→ **Required work**
Below are records. Copy every line with "JSON" in it.

━━━━

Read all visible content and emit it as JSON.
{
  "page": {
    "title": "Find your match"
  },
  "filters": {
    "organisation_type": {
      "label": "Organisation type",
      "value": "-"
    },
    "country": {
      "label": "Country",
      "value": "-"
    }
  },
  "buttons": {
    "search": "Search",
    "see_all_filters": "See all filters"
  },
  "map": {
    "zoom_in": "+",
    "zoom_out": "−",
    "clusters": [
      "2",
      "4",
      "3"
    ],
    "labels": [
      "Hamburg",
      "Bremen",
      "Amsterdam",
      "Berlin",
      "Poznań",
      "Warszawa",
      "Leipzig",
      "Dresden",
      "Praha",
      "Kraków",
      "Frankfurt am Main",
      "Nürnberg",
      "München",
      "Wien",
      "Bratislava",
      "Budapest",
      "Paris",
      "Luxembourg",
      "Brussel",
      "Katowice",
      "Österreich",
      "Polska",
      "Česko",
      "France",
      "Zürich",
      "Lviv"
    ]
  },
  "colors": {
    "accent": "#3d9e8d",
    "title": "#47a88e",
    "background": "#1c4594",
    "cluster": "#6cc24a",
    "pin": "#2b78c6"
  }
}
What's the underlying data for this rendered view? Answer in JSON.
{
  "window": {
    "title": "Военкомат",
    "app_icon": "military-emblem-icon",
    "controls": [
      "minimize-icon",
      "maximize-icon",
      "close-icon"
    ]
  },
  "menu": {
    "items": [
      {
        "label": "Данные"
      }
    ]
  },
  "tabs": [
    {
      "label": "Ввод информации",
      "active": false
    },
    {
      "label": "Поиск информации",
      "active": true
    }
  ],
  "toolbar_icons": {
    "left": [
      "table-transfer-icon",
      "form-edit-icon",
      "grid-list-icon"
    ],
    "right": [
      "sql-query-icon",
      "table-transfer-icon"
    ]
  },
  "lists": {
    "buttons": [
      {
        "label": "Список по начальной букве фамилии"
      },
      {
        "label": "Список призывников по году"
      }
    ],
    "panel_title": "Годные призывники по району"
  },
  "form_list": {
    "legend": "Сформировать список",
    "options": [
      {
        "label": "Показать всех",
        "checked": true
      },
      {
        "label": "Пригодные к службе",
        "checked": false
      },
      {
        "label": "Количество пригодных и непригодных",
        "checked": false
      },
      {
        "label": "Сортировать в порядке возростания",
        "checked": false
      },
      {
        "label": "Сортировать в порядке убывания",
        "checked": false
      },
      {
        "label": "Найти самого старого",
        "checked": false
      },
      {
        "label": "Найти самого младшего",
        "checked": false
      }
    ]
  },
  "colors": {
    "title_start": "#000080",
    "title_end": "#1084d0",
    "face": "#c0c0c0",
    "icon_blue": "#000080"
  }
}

━━━━

→ **Correct result**
Read all visible content and emit it as JSON.
What's the underlying data for this rendered view? Answer in JSON.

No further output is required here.